(Figure data in JSON)
————————

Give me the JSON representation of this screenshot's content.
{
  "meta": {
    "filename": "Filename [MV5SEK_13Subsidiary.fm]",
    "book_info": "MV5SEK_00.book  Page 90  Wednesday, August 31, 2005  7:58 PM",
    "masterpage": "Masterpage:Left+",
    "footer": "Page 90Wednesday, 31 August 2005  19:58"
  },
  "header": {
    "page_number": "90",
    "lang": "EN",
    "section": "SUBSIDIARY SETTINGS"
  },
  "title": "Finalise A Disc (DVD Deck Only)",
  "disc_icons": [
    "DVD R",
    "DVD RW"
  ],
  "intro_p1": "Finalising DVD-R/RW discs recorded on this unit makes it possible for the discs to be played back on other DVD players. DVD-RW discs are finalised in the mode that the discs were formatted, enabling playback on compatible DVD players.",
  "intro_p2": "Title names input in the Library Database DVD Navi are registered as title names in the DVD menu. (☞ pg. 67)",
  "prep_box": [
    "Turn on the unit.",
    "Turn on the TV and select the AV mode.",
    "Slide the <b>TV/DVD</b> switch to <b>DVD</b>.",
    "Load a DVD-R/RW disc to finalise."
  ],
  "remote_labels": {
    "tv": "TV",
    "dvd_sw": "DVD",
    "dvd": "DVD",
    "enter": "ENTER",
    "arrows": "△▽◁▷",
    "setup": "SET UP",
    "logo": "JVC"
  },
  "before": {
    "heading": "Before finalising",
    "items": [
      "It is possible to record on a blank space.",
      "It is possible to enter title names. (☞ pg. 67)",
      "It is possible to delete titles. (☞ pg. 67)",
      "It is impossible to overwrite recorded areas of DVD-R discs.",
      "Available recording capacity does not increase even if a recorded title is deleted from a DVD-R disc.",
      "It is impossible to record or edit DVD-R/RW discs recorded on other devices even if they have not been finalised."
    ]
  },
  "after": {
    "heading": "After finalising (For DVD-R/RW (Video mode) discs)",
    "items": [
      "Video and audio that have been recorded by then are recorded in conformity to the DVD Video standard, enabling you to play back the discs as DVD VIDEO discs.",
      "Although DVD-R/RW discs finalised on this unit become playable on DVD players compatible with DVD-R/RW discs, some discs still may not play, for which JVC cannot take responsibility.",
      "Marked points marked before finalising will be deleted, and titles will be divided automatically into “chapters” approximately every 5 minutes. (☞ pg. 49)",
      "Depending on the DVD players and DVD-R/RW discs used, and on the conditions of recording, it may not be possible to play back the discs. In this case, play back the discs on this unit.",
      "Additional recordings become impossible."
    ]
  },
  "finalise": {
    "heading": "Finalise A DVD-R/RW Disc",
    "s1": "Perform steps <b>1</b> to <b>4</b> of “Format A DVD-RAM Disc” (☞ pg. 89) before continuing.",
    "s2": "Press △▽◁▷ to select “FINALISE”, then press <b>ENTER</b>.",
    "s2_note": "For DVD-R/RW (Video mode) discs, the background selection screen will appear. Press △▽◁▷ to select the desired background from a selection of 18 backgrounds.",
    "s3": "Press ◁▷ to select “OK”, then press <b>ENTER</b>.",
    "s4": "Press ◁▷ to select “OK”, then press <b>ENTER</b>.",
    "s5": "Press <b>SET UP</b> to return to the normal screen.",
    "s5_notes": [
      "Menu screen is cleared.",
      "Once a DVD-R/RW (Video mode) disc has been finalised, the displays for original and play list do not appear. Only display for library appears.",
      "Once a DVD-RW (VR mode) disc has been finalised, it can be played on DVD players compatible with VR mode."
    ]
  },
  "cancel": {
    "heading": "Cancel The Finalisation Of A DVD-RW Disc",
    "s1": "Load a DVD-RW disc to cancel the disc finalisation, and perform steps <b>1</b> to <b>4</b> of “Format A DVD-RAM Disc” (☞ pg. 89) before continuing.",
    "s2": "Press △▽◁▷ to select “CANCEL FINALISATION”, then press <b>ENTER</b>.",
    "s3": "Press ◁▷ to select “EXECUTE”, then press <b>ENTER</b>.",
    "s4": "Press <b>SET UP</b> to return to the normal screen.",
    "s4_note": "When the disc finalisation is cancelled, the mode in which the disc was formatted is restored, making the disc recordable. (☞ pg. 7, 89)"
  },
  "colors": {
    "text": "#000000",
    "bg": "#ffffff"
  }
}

————————

- **EXERCISE DIRECTIONS**: Tally up the lines in the records containing the word "select", then give the count and nothing else.

- **WORKED SOLUTION**: 7